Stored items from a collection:
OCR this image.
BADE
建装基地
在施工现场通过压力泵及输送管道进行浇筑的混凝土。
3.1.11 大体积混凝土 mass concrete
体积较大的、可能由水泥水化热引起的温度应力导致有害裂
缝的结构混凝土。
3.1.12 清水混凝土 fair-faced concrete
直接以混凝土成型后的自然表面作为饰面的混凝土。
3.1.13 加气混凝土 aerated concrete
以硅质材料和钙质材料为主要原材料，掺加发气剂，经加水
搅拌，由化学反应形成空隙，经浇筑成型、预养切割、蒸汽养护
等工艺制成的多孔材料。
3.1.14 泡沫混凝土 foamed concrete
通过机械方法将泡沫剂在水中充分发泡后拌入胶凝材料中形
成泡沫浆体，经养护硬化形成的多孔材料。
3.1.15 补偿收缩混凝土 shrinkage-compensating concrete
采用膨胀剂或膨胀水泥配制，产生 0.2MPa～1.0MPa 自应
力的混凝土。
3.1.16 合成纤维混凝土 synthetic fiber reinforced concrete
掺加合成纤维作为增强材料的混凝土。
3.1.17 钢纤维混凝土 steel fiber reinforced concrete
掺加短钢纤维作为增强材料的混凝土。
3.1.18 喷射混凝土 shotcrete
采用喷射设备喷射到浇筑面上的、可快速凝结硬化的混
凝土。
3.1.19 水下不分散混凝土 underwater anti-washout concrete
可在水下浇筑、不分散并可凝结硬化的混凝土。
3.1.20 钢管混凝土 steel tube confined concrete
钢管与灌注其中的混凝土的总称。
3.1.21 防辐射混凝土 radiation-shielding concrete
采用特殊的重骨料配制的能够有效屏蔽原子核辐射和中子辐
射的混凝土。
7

> _Exercise_:
Print the records once more, exactly as they were given.

> _Exercise result_:
OCR this image.
BADE
建装基地
在施工现场通过压力泵及输送管道进行浇筑的混凝土。
3.1.11 大体积混凝土 mass concrete
体积较大的、可能由水泥水化热引起的温度应力导致有害裂
缝的结构混凝土。
3.1.12 清水混凝土 fair-faced concrete
直接以混凝土成型后的自然表面作为饰面的混凝土。
3.1.13 加气混凝土 aerated concrete
以硅质材料和钙质材料为主要原材料，掺加发气剂，经加水
搅拌，由化学反应形成空隙，经浇筑成型、预养切割、蒸汽养护
等工艺制成的多孔材料。
3.1.14 泡沫混凝土 foamed concrete
通过机械方法将泡沫剂在水中充分发泡后拌入胶凝材料中形
成泡沫浆体，经养护硬化形成的多孔材料。
3.1.15 补偿收缩混凝土 shrinkage-compensating concrete
采用膨胀剂或膨胀水泥配制，产生 0.2MPa～1.0MPa 自应
力的混凝土。
3.1.16 合成纤维混凝土 synthetic fiber reinforced concrete
掺加合成纤维作为增强材料的混凝土。
3.1.17 钢纤维混凝土 steel fiber reinforced concrete
掺加短钢纤维作为增强材料的混凝土。
3.1.18 喷射混凝土 shotcrete
采用喷射设备喷射到浇筑面上的、可快速凝结硬化的混
凝土。
3.1.19 水下不分散混凝土 underwater anti-washout concrete
可在水下浇筑、不分散并可凝结硬化的混凝土。
3.1.20 钢管混凝土 steel tube confined concrete
钢管与灌注其中的混凝土的总称。
3.1.21 防辐射混凝土 radiation-shielding concrete
采用特殊的重骨料配制的能够有效屏蔽原子核辐射和中子辐
射的混凝土。
7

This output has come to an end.